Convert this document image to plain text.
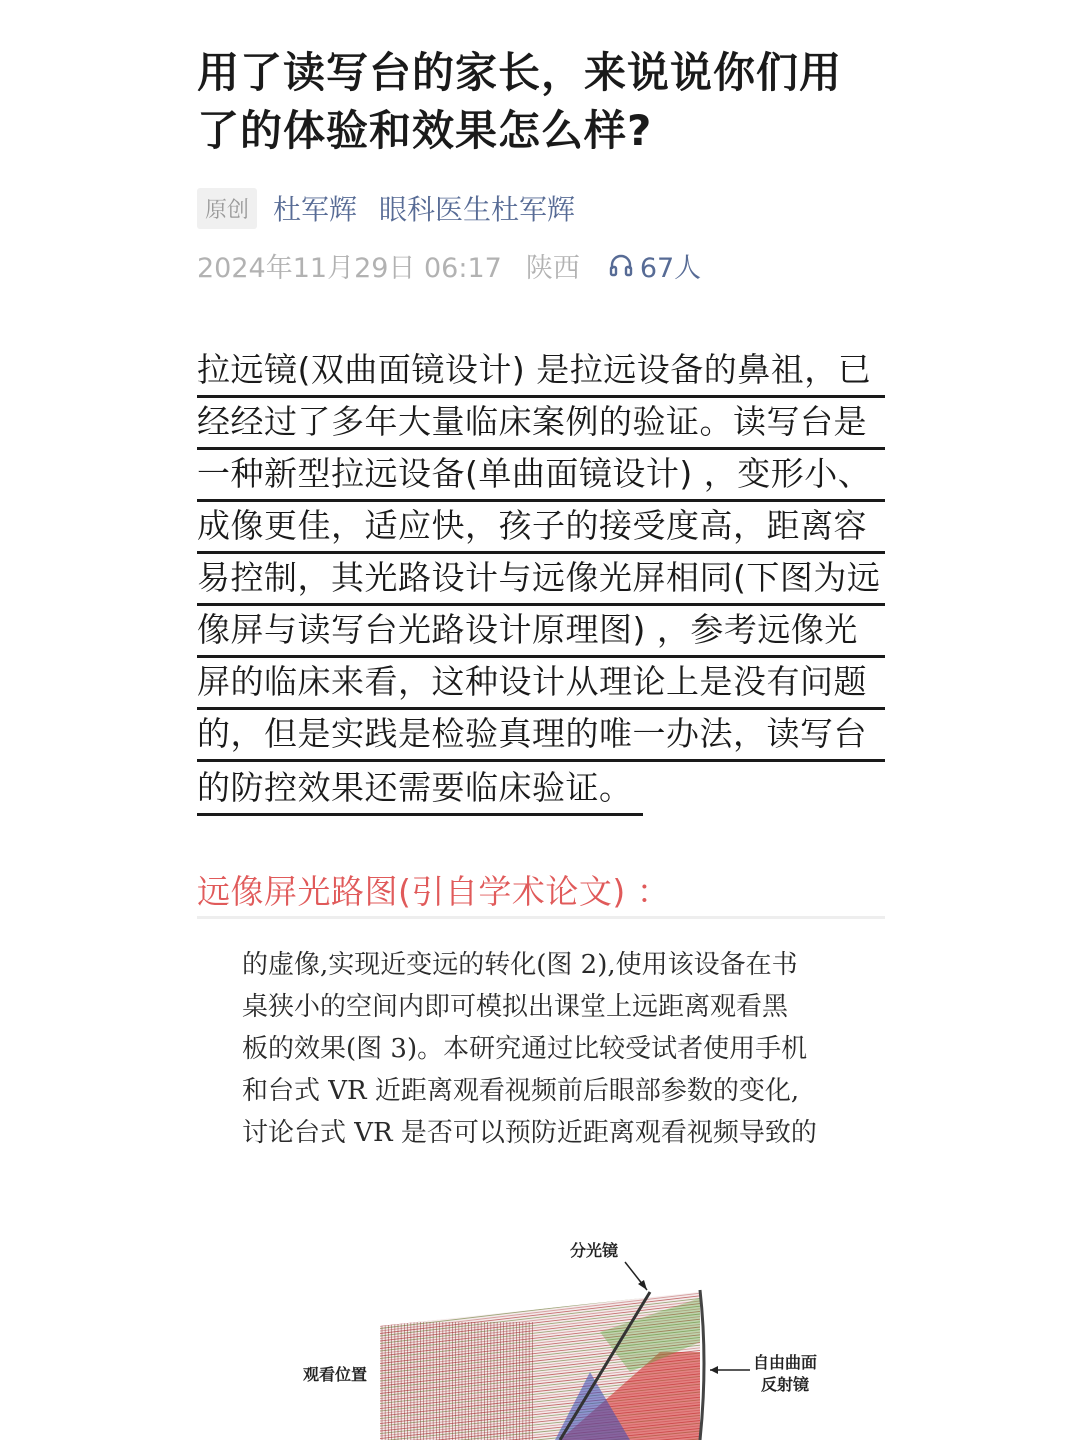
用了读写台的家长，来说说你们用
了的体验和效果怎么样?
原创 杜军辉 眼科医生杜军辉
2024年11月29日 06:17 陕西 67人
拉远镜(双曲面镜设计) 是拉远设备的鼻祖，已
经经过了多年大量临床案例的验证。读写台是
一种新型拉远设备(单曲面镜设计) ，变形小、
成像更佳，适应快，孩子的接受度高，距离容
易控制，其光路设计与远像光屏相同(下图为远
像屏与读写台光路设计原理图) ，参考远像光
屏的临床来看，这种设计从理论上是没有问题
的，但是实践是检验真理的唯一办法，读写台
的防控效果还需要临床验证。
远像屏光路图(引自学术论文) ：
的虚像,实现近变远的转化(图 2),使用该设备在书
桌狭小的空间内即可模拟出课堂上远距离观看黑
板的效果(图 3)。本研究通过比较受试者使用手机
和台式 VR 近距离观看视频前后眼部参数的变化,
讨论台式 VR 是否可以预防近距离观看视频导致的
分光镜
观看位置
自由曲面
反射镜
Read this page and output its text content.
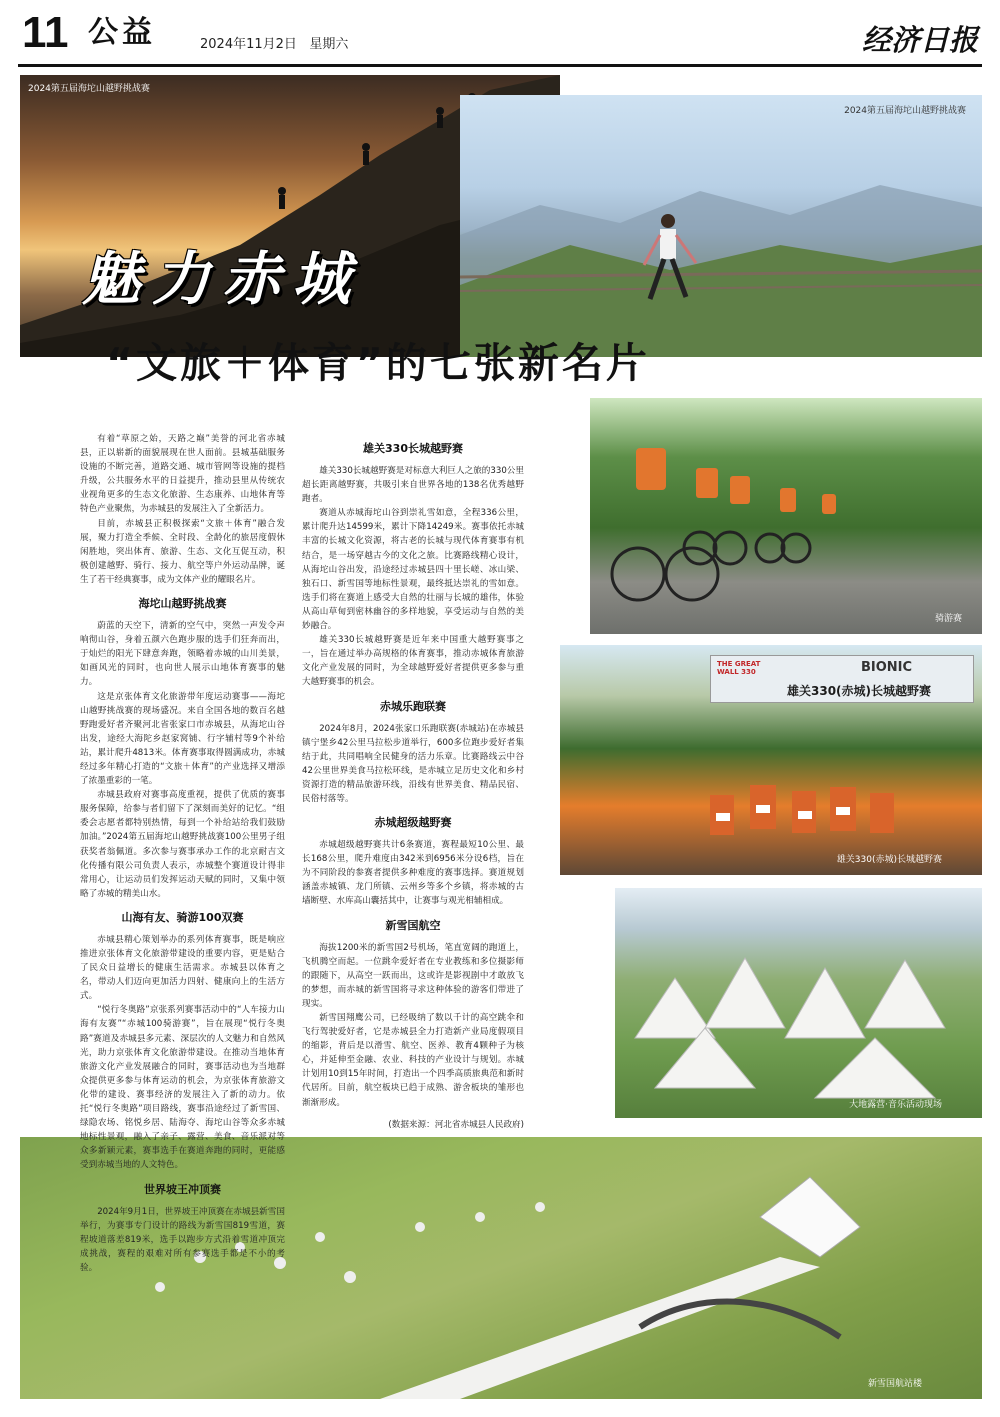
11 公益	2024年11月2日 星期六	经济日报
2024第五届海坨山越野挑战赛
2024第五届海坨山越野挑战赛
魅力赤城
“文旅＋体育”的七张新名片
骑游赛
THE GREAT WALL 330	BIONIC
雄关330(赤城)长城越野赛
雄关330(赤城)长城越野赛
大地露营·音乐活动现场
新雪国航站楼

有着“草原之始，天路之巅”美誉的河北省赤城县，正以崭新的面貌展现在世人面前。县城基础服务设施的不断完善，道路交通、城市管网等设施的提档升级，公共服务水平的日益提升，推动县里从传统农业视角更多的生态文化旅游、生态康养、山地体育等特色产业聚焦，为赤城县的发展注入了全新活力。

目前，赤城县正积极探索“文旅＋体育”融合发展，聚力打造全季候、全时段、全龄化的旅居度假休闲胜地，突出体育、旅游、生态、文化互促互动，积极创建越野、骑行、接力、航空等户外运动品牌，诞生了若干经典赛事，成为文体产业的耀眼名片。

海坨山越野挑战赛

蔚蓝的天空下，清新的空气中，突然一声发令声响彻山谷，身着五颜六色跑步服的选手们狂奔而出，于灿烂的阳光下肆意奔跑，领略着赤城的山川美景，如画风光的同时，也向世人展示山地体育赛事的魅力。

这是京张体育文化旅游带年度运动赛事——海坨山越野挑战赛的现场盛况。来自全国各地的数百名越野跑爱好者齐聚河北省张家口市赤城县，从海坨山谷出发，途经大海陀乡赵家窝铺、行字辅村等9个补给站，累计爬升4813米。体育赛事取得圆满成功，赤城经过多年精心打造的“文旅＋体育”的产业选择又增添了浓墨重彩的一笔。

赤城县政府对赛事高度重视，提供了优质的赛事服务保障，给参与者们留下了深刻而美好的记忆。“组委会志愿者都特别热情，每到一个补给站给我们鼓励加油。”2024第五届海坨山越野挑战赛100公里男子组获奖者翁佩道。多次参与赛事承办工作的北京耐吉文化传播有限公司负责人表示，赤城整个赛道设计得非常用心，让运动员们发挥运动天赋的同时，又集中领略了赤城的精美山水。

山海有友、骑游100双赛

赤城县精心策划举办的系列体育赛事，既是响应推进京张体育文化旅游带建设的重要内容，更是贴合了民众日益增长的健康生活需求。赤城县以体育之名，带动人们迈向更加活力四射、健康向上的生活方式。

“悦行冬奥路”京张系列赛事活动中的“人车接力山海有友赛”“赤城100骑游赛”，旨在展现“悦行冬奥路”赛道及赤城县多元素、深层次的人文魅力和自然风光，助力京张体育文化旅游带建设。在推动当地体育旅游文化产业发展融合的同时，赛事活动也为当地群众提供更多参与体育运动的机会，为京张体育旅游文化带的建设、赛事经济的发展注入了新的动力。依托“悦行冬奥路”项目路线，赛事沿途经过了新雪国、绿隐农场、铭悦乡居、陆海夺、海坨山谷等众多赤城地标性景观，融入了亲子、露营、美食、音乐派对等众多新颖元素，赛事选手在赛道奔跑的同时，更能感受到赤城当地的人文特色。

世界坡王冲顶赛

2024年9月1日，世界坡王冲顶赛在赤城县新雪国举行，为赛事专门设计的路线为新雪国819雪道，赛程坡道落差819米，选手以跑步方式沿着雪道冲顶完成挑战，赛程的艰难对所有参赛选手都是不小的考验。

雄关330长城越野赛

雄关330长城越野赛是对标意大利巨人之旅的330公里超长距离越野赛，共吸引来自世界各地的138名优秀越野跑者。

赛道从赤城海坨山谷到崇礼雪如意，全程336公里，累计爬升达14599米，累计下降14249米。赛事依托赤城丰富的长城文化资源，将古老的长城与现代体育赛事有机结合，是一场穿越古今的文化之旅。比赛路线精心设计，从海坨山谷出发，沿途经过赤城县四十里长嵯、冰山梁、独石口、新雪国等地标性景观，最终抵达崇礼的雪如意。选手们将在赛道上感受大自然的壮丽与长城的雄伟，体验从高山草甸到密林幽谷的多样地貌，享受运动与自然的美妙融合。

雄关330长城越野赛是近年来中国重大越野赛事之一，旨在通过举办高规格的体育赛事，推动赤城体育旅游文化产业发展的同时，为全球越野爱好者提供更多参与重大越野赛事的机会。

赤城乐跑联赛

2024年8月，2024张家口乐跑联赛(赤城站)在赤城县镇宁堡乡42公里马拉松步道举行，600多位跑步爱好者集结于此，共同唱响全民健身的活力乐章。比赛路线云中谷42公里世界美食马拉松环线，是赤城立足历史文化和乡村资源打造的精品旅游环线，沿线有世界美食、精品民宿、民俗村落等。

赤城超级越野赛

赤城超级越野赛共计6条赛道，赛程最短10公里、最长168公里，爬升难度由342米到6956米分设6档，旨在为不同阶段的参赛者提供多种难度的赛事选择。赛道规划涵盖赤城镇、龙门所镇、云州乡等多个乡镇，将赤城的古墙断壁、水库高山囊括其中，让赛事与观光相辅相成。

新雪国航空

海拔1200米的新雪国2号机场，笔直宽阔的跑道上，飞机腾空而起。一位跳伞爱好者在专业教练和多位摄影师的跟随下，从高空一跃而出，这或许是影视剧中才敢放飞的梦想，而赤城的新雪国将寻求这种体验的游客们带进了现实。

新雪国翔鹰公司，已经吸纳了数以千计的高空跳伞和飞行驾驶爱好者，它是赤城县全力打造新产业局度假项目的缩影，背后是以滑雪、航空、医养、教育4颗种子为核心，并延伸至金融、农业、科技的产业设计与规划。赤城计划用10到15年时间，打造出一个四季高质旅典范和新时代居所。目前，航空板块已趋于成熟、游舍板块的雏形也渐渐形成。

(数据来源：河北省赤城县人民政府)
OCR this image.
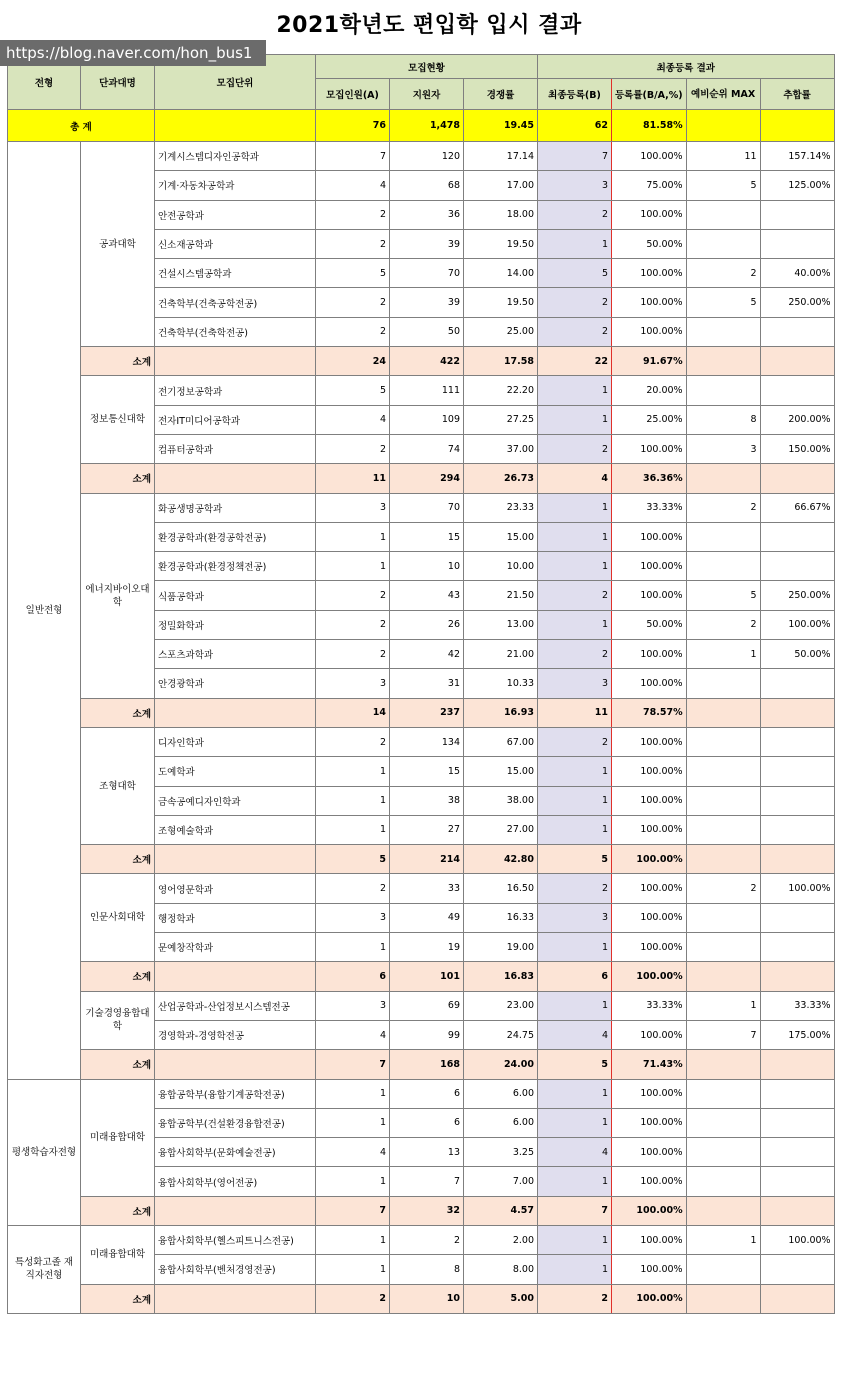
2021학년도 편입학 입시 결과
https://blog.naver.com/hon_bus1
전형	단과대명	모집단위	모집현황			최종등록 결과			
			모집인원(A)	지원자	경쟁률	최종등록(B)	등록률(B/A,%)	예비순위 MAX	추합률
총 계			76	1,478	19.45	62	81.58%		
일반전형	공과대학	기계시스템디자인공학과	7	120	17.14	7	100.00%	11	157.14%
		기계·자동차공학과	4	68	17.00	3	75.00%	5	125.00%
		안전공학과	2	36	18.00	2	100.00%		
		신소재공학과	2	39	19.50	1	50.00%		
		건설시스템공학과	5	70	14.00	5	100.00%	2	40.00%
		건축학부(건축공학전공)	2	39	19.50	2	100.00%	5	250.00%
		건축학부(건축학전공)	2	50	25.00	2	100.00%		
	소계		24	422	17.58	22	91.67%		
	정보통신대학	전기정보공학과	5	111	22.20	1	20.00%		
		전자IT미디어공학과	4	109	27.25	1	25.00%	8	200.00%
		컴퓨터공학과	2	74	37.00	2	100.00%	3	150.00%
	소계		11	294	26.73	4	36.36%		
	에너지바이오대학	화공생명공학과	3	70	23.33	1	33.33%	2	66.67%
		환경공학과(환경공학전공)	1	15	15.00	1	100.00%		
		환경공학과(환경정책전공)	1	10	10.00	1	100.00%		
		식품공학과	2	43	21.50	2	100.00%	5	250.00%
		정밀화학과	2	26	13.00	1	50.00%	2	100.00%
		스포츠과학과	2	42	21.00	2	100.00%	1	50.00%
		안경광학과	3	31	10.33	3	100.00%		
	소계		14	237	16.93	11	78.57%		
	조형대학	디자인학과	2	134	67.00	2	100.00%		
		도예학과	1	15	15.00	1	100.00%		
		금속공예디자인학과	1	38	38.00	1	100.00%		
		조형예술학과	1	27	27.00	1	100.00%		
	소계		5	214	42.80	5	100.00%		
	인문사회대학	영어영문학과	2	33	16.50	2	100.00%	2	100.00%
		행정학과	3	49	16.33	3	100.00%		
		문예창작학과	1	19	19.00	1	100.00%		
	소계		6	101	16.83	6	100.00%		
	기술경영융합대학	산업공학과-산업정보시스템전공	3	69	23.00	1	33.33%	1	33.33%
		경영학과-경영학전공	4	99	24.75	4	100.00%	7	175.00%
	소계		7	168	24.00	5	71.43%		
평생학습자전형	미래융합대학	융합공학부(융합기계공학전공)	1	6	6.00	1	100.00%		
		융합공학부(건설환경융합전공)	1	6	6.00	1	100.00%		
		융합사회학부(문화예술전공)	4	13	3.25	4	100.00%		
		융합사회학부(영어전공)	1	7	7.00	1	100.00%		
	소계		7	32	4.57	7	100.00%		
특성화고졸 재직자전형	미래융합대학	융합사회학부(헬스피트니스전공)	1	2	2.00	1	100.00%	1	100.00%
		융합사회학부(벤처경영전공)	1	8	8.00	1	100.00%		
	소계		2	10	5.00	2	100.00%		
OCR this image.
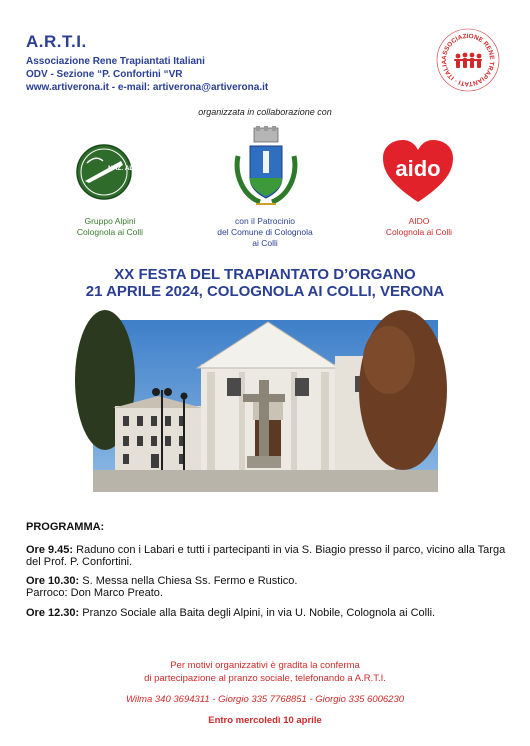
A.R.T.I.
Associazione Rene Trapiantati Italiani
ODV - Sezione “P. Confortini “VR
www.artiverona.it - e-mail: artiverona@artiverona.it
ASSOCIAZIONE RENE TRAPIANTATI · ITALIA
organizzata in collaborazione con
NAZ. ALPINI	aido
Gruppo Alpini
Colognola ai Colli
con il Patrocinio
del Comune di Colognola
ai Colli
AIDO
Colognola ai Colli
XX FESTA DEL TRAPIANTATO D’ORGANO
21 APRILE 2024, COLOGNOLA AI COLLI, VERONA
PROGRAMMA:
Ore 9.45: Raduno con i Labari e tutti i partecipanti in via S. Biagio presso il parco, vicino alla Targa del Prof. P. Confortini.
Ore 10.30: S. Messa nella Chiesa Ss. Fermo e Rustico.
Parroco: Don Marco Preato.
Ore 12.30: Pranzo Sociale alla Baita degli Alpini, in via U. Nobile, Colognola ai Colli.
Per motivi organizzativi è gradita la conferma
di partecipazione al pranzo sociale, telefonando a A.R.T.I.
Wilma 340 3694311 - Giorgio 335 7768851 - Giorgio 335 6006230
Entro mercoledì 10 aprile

DO THIS: Above are the records; copy every line in them that holds the word "융합공학부".

RESULT BELOW:
평생학습자전형	미래융합대학	융합공학부(융합기계공학전공)	1	6	6.00	1	100.00%		
		융합공학부(건설환경융합전공)	1	6	6.00	1	100.00%		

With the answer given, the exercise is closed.